## [Requirement]
Restate the entries below verbatim.

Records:

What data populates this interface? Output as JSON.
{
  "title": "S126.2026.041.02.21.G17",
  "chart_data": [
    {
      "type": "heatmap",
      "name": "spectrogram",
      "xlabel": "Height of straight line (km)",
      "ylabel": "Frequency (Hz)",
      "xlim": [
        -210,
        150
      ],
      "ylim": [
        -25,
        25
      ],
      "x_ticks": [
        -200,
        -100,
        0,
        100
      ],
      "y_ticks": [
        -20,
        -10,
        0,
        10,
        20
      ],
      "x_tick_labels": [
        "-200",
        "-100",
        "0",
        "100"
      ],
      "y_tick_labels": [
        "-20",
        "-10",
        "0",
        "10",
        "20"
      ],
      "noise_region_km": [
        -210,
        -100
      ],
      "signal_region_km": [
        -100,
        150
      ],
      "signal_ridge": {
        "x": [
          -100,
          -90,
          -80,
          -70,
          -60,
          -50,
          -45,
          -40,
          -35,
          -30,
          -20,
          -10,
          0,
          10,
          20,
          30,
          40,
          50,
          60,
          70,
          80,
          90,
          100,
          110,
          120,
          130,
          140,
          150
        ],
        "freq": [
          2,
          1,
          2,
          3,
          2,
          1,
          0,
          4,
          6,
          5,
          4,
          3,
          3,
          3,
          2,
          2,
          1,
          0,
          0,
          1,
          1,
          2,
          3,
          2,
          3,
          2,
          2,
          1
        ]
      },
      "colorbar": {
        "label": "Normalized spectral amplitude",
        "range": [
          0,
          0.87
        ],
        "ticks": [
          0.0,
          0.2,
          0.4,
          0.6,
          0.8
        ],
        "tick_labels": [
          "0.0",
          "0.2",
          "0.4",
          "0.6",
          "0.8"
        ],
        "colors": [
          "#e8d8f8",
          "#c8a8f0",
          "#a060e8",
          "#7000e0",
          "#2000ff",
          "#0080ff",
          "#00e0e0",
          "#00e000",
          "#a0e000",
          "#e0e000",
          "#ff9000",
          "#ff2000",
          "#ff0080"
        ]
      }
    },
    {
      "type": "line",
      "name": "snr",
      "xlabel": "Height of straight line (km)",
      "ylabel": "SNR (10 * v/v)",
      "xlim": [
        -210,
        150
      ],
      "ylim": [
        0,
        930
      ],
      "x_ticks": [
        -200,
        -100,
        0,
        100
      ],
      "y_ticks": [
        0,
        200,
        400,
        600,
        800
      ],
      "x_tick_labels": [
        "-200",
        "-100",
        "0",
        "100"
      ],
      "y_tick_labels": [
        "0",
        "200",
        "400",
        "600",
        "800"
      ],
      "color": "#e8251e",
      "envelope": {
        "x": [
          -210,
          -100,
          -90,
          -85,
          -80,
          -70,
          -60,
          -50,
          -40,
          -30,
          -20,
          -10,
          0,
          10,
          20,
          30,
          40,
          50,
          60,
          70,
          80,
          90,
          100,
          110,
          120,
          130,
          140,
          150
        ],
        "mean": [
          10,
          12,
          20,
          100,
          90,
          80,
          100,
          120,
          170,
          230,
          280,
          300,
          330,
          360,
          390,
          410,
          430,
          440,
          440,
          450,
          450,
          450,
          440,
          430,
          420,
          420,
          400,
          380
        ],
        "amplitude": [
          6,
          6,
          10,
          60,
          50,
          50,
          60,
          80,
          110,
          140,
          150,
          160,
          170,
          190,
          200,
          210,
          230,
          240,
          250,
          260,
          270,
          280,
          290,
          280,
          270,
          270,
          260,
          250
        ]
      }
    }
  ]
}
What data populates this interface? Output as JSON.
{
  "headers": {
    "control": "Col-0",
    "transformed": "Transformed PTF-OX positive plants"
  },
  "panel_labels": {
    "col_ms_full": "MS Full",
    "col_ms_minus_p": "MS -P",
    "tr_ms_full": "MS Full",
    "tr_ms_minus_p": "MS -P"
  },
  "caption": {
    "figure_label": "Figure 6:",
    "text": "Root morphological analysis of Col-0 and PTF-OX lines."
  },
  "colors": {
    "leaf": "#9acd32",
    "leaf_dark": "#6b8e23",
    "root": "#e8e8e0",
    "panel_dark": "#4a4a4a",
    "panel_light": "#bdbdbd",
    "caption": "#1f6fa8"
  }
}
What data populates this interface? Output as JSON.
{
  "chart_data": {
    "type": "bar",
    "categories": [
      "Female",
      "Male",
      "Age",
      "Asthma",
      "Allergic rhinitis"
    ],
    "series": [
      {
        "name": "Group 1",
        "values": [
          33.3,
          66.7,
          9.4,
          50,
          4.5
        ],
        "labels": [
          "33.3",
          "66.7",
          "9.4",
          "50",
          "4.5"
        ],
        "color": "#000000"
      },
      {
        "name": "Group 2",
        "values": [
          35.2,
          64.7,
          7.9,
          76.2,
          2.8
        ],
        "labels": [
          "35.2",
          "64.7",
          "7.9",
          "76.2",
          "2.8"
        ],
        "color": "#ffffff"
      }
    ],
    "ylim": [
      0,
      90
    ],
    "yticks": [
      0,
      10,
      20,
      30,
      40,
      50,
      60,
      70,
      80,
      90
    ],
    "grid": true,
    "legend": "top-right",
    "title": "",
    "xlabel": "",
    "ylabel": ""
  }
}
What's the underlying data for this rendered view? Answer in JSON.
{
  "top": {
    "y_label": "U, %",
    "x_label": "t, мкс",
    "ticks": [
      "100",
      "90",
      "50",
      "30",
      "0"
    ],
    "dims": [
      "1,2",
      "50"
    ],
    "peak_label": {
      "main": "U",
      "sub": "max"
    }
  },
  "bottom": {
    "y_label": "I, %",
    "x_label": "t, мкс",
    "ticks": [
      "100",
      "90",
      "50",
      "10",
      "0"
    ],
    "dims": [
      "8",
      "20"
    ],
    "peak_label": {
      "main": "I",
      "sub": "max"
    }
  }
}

## [Reply]
What data populates this interface? Output as JSON.
{
  "title": "S126.2026.041.02.21.G17",
  "chart_data": [
    {
      "type": "heatmap",
      "name": "spectrogram",
      "xlabel": "Height of straight line (km)",
      "ylabel": "Frequency (Hz)",
      "xlim": [
        -210,
        150
      ],
      "ylim": [
        -25,
        25
      ],
      "x_ticks": [
        -200,
        -100,
        0,
        100
      ],
      "y_ticks": [
        -20,
        -10,
        0,
        10,
        20
      ],
      "x_tick_labels": [
        "-200",
        "-100",
        "0",
        "100"
      ],
      "y_tick_labels": [
        "-20",
        "-10",
        "0",
        "10",
        "20"
      ],
      "noise_region_km": [
        -210,
        -100
      ],
      "signal_region_km": [
        -100,
        150
      ],
      "signal_ridge": {
        "x": [
          -100,
          -90,
          -80,
          -70,
          -60,
          -50,
          -45,
          -40,
          -35,
          -30,
          -20,
          -10,
          0,
          10,
          20,
          30,
          40,
          50,
          60,
          70,
          80,
          90,
          100,
          110,
          120,
          130,
          140,
          150
        ],
        "freq": [
          2,
          1,
          2,
          3,
          2,
          1,
          0,
          4,
          6,
          5,
          4,
          3,
          3,
          3,
          2,
          2,
          1,
          0,
          0,
          1,
          1,
          2,
          3,
          2,
          3,
          2,
          2,
          1
        ]
      },
      "colorbar": {
        "label": "Normalized spectral amplitude",
        "range": [
          0,
          0.87
        ],
        "ticks": [
          0.0,
          0.2,
          0.4,
          0.6,
          0.8
        ],
        "tick_labels": [
          "0.0",
          "0.2",
          "0.4",
          "0.6",
          "0.8"
        ],
        "colors": [
          "#e8d8f8",
          "#c8a8f0",
          "#a060e8",
          "#7000e0",
          "#2000ff",
          "#0080ff",
          "#00e0e0",
          "#00e000",
          "#a0e000",
          "#e0e000",
          "#ff9000",
          "#ff2000",
          "#ff0080"
        ]
      }
    },
    {
      "type": "line",
      "name": "snr",
      "xlabel": "Height of straight line (km)",
      "ylabel": "SNR (10 * v/v)",
      "xlim": [
        -210,
        150
      ],
      "ylim": [
        0,
        930
      ],
      "x_ticks": [
        -200,
        -100,
        0,
        100
      ],
      "y_ticks": [
        0,
        200,
        400,
        600,
        800
      ],
      "x_tick_labels": [
        "-200",
        "-100",
        "0",
        "100"
      ],
      "y_tick_labels": [
        "0",
        "200",
        "400",
        "600",
        "800"
      ],
      "color": "#e8251e",
      "envelope": {
        "x": [
          -210,
          -100,
          -90,
          -85,
          -80,
          -70,
          -60,
          -50,
          -40,
          -30,
          -20,
          -10,
          0,
          10,
          20,
          30,
          40,
          50,
          60,
          70,
          80,
          90,
          100,
          110,
          120,
          130,
          140,
          150
        ],
        "mean": [
          10,
          12,
          20,
          100,
          90,
          80,
          100,
          120,
          170,
          230,
          280,
          300,
          330,
          360,
          390,
          410,
          430,
          440,
          440,
          450,
          450,
          450,
          440,
          430,
          420,
          420,
          400,
          380
        ],
        "amplitude": [
          6,
          6,
          10,
          60,
          50,
          50,
          60,
          80,
          110,
          140,
          150,
          160,
          170,
          190,
          200,
          210,
          230,
          240,
          250,
          260,
          270,
          280,
          290,
          280,
          270,
          270,
          260,
          250
        ]
      }
    }
  ]
}
What data populates this interface? Output as JSON.
{
  "headers": {
    "control": "Col-0",
    "transformed": "Transformed PTF-OX positive plants"
  },
  "panel_labels": {
    "col_ms_full": "MS Full",
    "col_ms_minus_p": "MS -P",
    "tr_ms_full": "MS Full",
    "tr_ms_minus_p": "MS -P"
  },
  "caption": {
    "figure_label": "Figure 6:",
    "text": "Root morphological analysis of Col-0 and PTF-OX lines."
  },
  "colors": {
    "leaf": "#9acd32",
    "leaf_dark": "#6b8e23",
    "root": "#e8e8e0",
    "panel_dark": "#4a4a4a",
    "panel_light": "#bdbdbd",
    "caption": "#1f6fa8"
  }
}
What data populates this interface? Output as JSON.
{
  "chart_data": {
    "type": "bar",
    "categories": [
      "Female",
      "Male",
      "Age",
      "Asthma",
      "Allergic rhinitis"
    ],
    "series": [
      {
        "name": "Group 1",
        "values": [
          33.3,
          66.7,
          9.4,
          50,
          4.5
        ],
        "labels": [
          "33.3",
          "66.7",
          "9.4",
          "50",
          "4.5"
        ],
        "color": "#000000"
      },
      {
        "name": "Group 2",
        "values": [
          35.2,
          64.7,
          7.9,
          76.2,
          2.8
        ],
        "labels": [
          "35.2",
          "64.7",
          "7.9",
          "76.2",
          "2.8"
        ],
        "color": "#ffffff"
      }
    ],
    "ylim": [
      0,
      90
    ],
    "yticks": [
      0,
      10,
      20,
      30,
      40,
      50,
      60,
      70,
      80,
      90
    ],
    "grid": true,
    "legend": "top-right",
    "title": "",
    "xlabel": "",
    "ylabel": ""
  }
}
What's the underlying data for this rendered view? Answer in JSON.
{
  "top": {
    "y_label": "U, %",
    "x_label": "t, мкс",
    "ticks": [
      "100",
      "90",
      "50",
      "30",
      "0"
    ],
    "dims": [
      "1,2",
      "50"
    ],
    "peak_label": {
      "main": "U",
      "sub": "max"
    }
  },
  "bottom": {
    "y_label": "I, %",
    "x_label": "t, мкс",
    "ticks": [
      "100",
      "90",
      "50",
      "10",
      "0"
    ],
    "dims": [
      "8",
      "20"
    ],
    "peak_label": {
      "main": "I",
      "sub": "max"
    }
  }
}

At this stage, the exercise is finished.